(Figure contents as structured data)
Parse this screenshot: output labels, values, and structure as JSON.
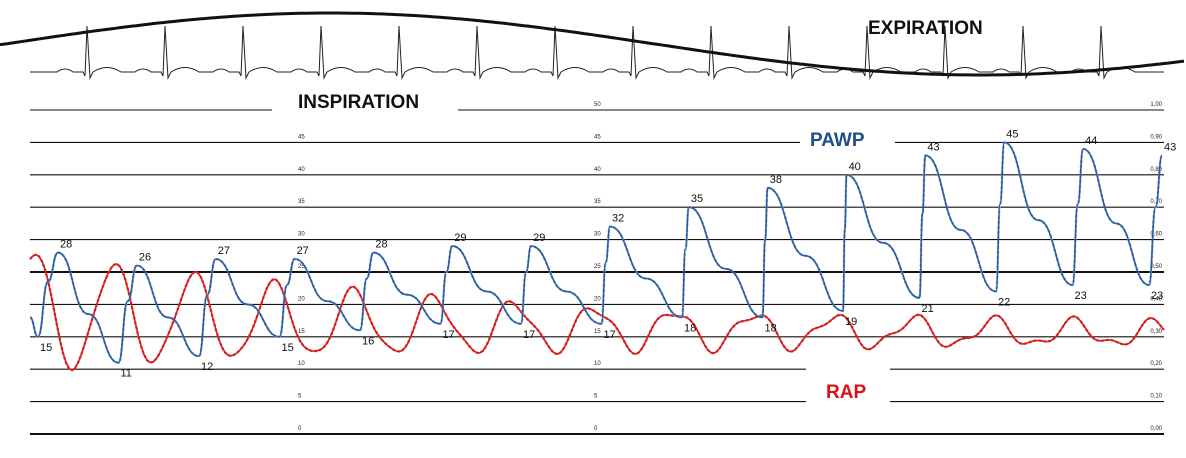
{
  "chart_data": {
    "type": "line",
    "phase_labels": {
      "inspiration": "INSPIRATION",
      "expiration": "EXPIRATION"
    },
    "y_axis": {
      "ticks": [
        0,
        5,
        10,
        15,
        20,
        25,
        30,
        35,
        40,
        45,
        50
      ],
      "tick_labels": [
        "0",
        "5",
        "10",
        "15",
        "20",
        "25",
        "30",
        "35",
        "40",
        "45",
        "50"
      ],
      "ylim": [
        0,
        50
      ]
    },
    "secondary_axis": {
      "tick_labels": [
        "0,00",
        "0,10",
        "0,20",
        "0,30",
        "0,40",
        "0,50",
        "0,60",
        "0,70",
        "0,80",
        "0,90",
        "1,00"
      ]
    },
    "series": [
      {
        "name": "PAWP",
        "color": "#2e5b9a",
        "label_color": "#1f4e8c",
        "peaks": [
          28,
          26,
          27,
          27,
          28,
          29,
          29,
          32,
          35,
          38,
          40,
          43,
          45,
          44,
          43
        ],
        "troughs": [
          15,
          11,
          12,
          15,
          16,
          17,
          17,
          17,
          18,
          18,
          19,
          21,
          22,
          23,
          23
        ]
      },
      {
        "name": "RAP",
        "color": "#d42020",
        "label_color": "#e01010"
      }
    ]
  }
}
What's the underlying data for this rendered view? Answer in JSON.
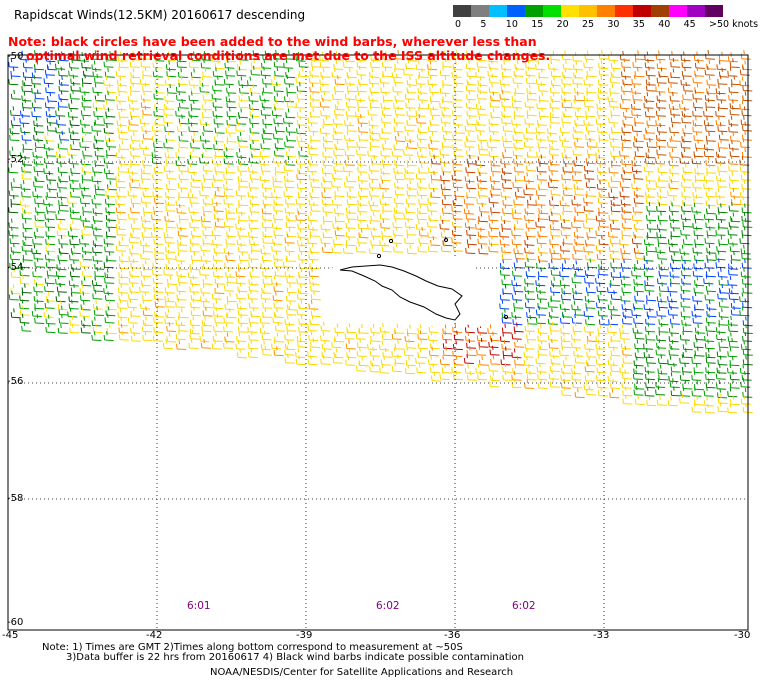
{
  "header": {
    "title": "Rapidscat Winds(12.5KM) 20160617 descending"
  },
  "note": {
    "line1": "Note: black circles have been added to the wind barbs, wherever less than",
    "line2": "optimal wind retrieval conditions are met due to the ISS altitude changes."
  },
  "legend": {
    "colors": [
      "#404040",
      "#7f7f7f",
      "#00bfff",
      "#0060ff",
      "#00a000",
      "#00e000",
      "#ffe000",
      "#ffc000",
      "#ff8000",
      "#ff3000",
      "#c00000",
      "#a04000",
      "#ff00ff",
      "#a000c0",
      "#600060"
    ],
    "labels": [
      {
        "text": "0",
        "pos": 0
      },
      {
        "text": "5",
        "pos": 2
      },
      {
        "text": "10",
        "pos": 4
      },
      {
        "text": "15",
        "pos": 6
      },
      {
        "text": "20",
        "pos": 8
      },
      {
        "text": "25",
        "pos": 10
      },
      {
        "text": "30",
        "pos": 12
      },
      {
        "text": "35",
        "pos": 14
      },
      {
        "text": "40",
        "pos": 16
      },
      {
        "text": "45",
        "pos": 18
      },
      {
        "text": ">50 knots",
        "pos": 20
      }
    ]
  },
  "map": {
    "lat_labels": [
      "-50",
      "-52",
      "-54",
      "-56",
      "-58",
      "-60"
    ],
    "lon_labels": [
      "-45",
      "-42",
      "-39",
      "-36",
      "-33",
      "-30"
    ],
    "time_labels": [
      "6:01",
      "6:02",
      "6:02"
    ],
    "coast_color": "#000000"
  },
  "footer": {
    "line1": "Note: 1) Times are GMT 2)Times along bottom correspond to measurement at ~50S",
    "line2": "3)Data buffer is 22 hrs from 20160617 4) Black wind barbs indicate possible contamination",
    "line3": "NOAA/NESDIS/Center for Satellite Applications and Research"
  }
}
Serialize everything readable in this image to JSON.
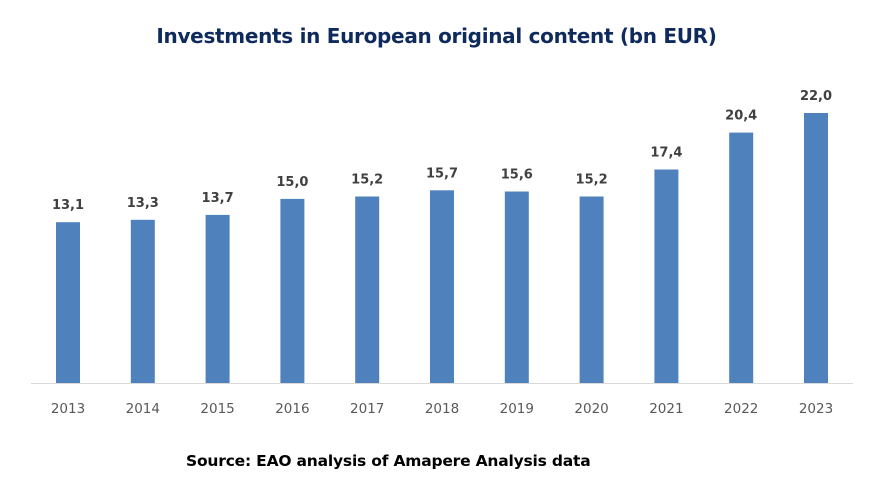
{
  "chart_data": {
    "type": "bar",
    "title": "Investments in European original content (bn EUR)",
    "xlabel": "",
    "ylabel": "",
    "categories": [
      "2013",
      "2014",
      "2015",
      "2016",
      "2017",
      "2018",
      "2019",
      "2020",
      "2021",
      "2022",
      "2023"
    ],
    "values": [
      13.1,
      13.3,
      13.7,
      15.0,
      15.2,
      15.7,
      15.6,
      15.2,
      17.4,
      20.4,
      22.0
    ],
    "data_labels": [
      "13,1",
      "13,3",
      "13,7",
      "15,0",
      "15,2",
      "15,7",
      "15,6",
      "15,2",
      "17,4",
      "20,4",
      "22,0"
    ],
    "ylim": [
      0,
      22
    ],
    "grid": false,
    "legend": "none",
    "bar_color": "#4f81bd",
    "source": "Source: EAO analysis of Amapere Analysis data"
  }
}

= EXERCISE AIM =
Which lines include the word "this"? Copy every one of them.

= SOLUTION =
Parse this screenshot: output labels, values, and structure as JSON.
What's the underlying data for this rendered view? Answer in JSON.
Serialize everything readable in this image to JSON.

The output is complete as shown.